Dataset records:
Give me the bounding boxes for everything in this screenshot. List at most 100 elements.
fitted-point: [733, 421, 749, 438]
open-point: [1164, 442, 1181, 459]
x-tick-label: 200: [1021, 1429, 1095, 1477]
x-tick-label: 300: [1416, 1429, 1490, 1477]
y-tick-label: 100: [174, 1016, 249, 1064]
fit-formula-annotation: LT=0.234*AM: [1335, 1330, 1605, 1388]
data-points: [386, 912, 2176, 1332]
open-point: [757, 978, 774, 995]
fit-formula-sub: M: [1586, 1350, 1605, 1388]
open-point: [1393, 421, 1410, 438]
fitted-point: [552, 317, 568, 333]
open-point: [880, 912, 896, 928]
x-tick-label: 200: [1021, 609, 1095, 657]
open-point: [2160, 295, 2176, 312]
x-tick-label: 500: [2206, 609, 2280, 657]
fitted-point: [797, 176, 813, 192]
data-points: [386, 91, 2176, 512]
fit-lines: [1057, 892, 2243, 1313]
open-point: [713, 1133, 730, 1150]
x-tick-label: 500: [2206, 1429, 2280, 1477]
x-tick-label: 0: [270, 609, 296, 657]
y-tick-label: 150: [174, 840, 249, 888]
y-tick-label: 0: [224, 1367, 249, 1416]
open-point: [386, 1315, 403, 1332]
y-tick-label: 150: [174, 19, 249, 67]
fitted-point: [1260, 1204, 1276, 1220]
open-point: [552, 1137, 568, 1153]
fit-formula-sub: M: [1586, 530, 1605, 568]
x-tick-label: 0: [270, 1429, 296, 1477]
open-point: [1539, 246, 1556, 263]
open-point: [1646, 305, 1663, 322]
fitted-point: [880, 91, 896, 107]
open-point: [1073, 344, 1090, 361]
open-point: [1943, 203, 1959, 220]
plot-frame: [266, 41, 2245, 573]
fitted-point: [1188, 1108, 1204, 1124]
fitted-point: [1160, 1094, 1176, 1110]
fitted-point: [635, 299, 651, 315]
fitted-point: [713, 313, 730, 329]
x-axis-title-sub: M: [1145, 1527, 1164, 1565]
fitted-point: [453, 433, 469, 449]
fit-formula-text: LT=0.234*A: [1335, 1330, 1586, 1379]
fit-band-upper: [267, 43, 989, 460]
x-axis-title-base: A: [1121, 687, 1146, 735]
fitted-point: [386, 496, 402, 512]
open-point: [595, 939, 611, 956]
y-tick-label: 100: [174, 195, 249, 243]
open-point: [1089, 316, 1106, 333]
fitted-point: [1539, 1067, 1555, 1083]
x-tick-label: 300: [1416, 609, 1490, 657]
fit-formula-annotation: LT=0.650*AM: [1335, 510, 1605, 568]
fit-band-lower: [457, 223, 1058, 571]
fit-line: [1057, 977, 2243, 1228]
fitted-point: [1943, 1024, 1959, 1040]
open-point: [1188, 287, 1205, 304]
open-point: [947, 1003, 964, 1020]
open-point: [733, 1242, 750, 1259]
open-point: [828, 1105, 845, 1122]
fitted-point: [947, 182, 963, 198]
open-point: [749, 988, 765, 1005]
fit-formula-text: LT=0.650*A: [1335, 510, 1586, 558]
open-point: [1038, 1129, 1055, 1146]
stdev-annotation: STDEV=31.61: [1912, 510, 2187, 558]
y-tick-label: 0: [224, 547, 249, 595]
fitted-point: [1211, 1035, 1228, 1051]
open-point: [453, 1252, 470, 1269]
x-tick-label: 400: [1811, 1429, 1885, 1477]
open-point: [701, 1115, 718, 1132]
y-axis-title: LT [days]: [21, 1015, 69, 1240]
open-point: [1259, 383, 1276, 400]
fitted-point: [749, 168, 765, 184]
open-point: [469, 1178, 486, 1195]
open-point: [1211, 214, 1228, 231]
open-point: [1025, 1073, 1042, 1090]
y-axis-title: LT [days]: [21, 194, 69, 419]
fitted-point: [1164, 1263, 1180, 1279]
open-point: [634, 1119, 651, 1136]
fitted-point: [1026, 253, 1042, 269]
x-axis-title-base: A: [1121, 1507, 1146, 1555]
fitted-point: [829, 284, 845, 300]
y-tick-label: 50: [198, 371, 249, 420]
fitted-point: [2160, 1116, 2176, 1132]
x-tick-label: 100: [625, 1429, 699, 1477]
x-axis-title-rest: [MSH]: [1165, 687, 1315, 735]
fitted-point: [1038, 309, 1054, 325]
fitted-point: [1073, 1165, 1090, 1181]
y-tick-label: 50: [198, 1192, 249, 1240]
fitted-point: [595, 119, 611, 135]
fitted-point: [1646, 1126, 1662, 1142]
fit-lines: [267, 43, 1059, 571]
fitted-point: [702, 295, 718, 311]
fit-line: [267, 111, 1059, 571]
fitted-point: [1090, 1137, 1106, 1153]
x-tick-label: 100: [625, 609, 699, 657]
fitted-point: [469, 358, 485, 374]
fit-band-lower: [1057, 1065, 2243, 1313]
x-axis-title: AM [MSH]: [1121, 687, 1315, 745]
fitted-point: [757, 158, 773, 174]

## WRITTEN TASK
Rewrite the material above, replacing every "open-point" with "hollow-point" and leaving everything else unchanged.

## RESPONSE
Give me the bounding boxes for everything in this screenshot. List at most 100 elements.
fitted-point: [733, 421, 749, 438]
hollow-point: [1164, 442, 1181, 459]
x-tick-label: 200: [1021, 1429, 1095, 1477]
x-tick-label: 300: [1416, 1429, 1490, 1477]
y-tick-label: 100: [174, 1016, 249, 1064]
fit-formula-annotation: LT=0.234*AM: [1335, 1330, 1605, 1388]
data-points: [386, 912, 2176, 1332]
hollow-point: [757, 978, 774, 995]
fit-formula-sub: M: [1586, 1350, 1605, 1388]
hollow-point: [1393, 421, 1410, 438]
fitted-point: [552, 317, 568, 333]
hollow-point: [880, 912, 896, 928]
x-tick-label: 200: [1021, 609, 1095, 657]
hollow-point: [2160, 295, 2176, 312]
x-tick-label: 500: [2206, 609, 2280, 657]
fitted-point: [797, 176, 813, 192]
data-points: [386, 91, 2176, 512]
fit-lines: [1057, 892, 2243, 1313]
hollow-point: [713, 1133, 730, 1150]
x-tick-label: 500: [2206, 1429, 2280, 1477]
x-tick-label: 0: [270, 609, 296, 657]
y-tick-label: 150: [174, 840, 249, 888]
y-tick-label: 0: [224, 1367, 249, 1416]
hollow-point: [386, 1315, 403, 1332]
y-tick-label: 150: [174, 19, 249, 67]
fitted-point: [1260, 1204, 1276, 1220]
hollow-point: [552, 1137, 568, 1153]
fit-formula-sub: M: [1586, 530, 1605, 568]
x-tick-label: 0: [270, 1429, 296, 1477]
hollow-point: [1539, 246, 1556, 263]
hollow-point: [1646, 305, 1663, 322]
fitted-point: [880, 91, 896, 107]
hollow-point: [1073, 344, 1090, 361]
hollow-point: [1943, 203, 1959, 220]
plot-frame: [266, 41, 2245, 573]
fitted-point: [1188, 1108, 1204, 1124]
fitted-point: [1160, 1094, 1176, 1110]
fitted-point: [635, 299, 651, 315]
fitted-point: [713, 313, 730, 329]
x-axis-title-sub: M: [1145, 1527, 1164, 1565]
fitted-point: [453, 433, 469, 449]
fit-formula-text: LT=0.234*A: [1335, 1330, 1586, 1379]
fit-band-upper: [267, 43, 989, 460]
x-axis-title-base: A: [1121, 687, 1146, 735]
fitted-point: [386, 496, 402, 512]
hollow-point: [595, 939, 611, 956]
y-tick-label: 100: [174, 195, 249, 243]
hollow-point: [1089, 316, 1106, 333]
fitted-point: [1539, 1067, 1555, 1083]
x-tick-label: 300: [1416, 609, 1490, 657]
fit-formula-annotation: LT=0.650*AM: [1335, 510, 1605, 568]
fit-band-lower: [457, 223, 1058, 571]
fit-line: [1057, 977, 2243, 1228]
fitted-point: [1943, 1024, 1959, 1040]
hollow-point: [1188, 287, 1205, 304]
hollow-point: [947, 1003, 964, 1020]
hollow-point: [733, 1242, 750, 1259]
hollow-point: [828, 1105, 845, 1122]
fitted-point: [947, 182, 963, 198]
hollow-point: [749, 988, 765, 1005]
fit-formula-text: LT=0.650*A: [1335, 510, 1586, 558]
hollow-point: [1038, 1129, 1055, 1146]
stdev-annotation: STDEV=31.61: [1912, 510, 2187, 558]
y-tick-label: 0: [224, 547, 249, 595]
fitted-point: [1211, 1035, 1228, 1051]
hollow-point: [453, 1252, 470, 1269]
x-tick-label: 400: [1811, 1429, 1885, 1477]
hollow-point: [701, 1115, 718, 1132]
y-axis-title: LT [days]: [21, 1015, 69, 1240]
hollow-point: [1259, 383, 1276, 400]
fitted-point: [749, 168, 765, 184]
hollow-point: [469, 1178, 486, 1195]
hollow-point: [1211, 214, 1228, 231]
hollow-point: [1025, 1073, 1042, 1090]
y-axis-title: LT [days]: [21, 194, 69, 419]
fitted-point: [1164, 1263, 1180, 1279]
hollow-point: [634, 1119, 651, 1136]
fitted-point: [1026, 253, 1042, 269]
x-axis-title-base: A: [1121, 1507, 1146, 1555]
fitted-point: [829, 284, 845, 300]
y-tick-label: 50: [198, 371, 249, 420]
fitted-point: [2160, 1116, 2176, 1132]
x-tick-label: 100: [625, 1429, 699, 1477]
x-axis-title-rest: [MSH]: [1165, 687, 1315, 735]
fitted-point: [1038, 309, 1054, 325]
fitted-point: [1073, 1165, 1090, 1181]
y-tick-label: 50: [198, 1192, 249, 1240]
fitted-point: [595, 119, 611, 135]
fitted-point: [1646, 1126, 1662, 1142]
fit-lines: [267, 43, 1059, 571]
fitted-point: [702, 295, 718, 311]
fit-line: [267, 111, 1059, 571]
fitted-point: [1090, 1137, 1106, 1153]
x-tick-label: 100: [625, 609, 699, 657]
fitted-point: [469, 358, 485, 374]
fit-band-lower: [1057, 1065, 2243, 1313]
x-axis-title: AM [MSH]: [1121, 687, 1315, 745]
fitted-point: [757, 158, 773, 174]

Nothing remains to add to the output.